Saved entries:
* BEGIN *

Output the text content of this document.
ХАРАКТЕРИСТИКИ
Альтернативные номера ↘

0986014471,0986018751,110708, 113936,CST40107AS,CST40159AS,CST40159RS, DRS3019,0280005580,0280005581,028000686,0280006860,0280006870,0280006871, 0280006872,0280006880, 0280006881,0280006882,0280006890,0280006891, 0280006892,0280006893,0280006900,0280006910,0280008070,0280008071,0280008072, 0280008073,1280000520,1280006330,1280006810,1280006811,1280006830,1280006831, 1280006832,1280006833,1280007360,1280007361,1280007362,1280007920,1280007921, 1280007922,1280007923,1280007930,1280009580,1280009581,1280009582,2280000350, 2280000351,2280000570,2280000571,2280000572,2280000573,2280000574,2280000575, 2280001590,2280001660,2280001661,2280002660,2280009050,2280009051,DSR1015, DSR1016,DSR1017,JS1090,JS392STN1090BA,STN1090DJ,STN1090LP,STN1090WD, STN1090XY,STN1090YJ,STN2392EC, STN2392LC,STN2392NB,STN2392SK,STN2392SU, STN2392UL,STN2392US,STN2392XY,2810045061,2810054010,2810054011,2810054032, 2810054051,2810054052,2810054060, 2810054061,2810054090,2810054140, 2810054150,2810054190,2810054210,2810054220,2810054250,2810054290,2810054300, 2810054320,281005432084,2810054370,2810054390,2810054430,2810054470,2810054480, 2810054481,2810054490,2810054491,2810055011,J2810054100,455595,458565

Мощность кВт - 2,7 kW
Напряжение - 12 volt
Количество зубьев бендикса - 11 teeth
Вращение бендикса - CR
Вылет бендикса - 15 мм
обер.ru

* END *

Repeat each record exactly. Omit nothing.

Output the text content of this document.
ХАРАКТЕРИСТИКИ
Альтернативные номера ↘

0986014471,0986018751,110708, 113936,CST40107AS,CST40159AS,CST40159RS, DRS3019,0280005580,0280005581,028000686,0280006860,0280006870,0280006871, 0280006872,0280006880, 0280006881,0280006882,0280006890,0280006891, 0280006892,0280006893,0280006900,0280006910,0280008070,0280008071,0280008072, 0280008073,1280000520,1280006330,1280006810,1280006811,1280006830,1280006831, 1280006832,1280006833,1280007360,1280007361,1280007362,1280007920,1280007921, 1280007922,1280007923,1280007930,1280009580,1280009581,1280009582,2280000350, 2280000351,2280000570,2280000571,2280000572,2280000573,2280000574,2280000575, 2280001590,2280001660,2280001661,2280002660,2280009050,2280009051,DSR1015, DSR1016,DSR1017,JS1090,JS392STN1090BA,STN1090DJ,STN1090LP,STN1090WD, STN1090XY,STN1090YJ,STN2392EC, STN2392LC,STN2392NB,STN2392SK,STN2392SU, STN2392UL,STN2392US,STN2392XY,2810045061,2810054010,2810054011,2810054032, 2810054051,2810054052,2810054060, 2810054061,2810054090,2810054140, 2810054150,2810054190,2810054210,2810054220,2810054250,2810054290,2810054300, 2810054320,281005432084,2810054370,2810054390,2810054430,2810054470,2810054480, 2810054481,2810054490,2810054491,2810055011,J2810054100,455595,458565

Мощность кВт - 2,7 kW
Напряжение - 12 volt
Количество зубьев бендикса - 11 teeth
Вращение бендикса - CR
Вылет бендикса - 15 мм
обер.ru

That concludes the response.